[Start Available data]

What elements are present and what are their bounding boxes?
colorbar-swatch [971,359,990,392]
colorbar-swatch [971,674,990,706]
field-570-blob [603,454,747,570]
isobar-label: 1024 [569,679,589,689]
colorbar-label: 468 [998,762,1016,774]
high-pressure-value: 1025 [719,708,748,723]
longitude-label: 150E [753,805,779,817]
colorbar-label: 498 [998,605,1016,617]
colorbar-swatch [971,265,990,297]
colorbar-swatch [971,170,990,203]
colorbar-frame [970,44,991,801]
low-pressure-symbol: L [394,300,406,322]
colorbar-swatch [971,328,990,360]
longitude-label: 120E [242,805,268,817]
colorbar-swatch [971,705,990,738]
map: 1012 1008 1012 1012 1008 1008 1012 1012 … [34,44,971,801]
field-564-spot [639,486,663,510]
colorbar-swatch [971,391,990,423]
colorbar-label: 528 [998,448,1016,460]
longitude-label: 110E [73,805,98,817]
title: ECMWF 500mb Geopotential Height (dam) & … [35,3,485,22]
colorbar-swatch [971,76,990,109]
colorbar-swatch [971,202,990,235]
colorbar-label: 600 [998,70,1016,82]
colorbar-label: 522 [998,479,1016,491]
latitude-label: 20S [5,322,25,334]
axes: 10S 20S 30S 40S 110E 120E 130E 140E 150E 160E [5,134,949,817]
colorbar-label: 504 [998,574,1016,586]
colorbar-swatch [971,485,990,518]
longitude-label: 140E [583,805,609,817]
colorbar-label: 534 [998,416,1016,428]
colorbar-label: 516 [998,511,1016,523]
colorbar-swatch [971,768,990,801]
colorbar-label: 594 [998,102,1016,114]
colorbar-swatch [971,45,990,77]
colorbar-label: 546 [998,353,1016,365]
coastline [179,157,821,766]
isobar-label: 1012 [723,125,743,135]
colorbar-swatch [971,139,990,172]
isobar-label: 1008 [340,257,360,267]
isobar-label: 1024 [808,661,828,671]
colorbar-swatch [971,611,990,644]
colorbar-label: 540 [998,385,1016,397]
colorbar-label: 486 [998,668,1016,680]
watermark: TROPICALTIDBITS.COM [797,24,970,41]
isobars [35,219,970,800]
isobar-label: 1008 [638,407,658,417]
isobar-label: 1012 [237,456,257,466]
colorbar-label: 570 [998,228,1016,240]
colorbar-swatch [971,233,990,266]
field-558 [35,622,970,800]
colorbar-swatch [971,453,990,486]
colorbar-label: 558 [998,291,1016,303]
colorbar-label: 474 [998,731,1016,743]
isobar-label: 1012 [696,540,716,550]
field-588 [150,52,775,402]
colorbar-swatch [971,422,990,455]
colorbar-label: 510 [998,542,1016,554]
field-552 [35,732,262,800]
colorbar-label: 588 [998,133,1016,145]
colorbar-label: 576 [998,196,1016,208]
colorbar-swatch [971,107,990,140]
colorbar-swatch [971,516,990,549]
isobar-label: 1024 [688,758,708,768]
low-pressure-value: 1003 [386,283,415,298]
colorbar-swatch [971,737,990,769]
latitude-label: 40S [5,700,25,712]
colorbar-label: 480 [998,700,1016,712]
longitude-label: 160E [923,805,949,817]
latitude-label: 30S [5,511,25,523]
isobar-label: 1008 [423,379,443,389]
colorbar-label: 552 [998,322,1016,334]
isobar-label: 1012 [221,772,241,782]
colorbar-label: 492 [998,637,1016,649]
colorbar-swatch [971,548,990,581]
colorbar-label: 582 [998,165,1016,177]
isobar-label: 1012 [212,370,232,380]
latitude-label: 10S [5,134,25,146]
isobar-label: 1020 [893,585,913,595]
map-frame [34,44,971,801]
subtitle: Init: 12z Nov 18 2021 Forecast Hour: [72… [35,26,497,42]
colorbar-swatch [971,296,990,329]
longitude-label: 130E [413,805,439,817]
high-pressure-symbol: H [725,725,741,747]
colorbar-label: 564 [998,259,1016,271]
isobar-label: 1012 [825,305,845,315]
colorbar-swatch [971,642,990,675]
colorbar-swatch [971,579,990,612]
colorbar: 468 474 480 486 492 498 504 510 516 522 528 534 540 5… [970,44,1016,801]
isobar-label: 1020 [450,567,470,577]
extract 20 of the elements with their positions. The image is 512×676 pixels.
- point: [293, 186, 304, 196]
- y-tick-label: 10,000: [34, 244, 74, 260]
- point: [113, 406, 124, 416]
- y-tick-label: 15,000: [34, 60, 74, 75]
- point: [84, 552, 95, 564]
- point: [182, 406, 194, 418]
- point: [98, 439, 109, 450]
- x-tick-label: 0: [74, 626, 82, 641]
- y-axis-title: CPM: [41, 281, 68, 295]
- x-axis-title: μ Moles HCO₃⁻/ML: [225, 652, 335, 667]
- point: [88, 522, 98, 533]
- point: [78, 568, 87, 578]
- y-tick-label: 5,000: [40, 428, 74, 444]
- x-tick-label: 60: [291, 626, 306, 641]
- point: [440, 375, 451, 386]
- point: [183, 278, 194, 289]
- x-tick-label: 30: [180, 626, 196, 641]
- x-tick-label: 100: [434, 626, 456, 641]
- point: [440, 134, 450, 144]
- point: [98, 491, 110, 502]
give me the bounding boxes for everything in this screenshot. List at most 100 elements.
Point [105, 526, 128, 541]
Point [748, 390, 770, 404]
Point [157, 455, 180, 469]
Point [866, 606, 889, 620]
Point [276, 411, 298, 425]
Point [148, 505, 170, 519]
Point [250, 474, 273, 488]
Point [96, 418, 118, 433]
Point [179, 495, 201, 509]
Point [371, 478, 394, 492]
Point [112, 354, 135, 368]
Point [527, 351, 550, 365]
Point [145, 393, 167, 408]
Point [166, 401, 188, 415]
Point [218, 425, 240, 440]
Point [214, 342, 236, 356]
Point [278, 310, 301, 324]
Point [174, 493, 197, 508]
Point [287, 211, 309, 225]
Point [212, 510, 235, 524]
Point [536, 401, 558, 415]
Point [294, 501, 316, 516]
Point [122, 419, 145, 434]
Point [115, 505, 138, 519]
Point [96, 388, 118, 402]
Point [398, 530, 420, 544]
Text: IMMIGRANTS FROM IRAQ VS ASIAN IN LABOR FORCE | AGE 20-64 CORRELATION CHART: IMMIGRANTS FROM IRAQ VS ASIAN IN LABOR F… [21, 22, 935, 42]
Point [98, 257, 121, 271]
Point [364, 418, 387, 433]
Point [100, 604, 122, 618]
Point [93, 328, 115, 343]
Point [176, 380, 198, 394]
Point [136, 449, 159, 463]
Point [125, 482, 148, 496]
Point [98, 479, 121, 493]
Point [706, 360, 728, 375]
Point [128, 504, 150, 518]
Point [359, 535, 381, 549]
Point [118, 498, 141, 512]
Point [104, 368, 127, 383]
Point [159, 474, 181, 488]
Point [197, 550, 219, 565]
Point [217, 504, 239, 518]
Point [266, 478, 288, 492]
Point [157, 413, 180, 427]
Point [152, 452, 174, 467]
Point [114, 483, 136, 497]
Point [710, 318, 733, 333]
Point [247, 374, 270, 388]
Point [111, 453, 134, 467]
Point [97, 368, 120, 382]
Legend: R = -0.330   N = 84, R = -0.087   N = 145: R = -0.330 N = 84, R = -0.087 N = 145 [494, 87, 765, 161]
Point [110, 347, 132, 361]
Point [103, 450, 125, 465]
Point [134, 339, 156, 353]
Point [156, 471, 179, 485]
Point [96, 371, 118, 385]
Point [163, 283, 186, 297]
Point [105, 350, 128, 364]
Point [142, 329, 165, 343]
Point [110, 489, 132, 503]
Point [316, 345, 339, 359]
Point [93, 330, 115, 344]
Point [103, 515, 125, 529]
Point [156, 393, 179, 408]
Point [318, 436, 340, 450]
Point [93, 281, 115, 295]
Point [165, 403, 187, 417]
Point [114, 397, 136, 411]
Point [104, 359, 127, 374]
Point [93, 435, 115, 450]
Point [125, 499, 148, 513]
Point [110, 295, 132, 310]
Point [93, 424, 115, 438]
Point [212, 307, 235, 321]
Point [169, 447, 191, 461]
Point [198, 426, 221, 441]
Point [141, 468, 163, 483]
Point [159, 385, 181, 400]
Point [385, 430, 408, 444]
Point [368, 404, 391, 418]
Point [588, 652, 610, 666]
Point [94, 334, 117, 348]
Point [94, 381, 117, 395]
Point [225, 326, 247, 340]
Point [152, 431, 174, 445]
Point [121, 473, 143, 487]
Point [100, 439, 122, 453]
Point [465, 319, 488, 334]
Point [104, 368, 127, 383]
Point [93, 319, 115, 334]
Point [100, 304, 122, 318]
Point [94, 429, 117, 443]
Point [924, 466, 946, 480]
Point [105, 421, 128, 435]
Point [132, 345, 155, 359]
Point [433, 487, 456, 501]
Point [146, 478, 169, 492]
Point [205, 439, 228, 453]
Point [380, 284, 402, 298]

[End Available data]

◆ **Work to do**
Render the listing above as a Markdown table with two columns, Row for a running number and Entry for the line itself. Begin with the first line of the listing, go on through the line containing "colorbar-label: 498 [998,605,1016,617]" with both ends included, and leave out blank lines.

◆ **Exercise output**
| Row | Entry |
|---|---|
| 1 | What elements are present and what are their bounding boxes? |
| 2 | colorbar-swatch [971,359,990,392] |
| 3 | colorbar-swatch [971,674,990,706] |
| 4 | field-570-blob [603,454,747,570] |
| 5 | isobar-label: 1024 [569,679,589,689] |
| 6 | colorbar-label: 468 [998,762,1016,774] |
| 7 | high-pressure-value: 1025 [719,708,748,723] |
| 8 | longitude-label: 150E [753,805,779,817] |
| 9 | colorbar-label: 498 [998,605,1016,617] |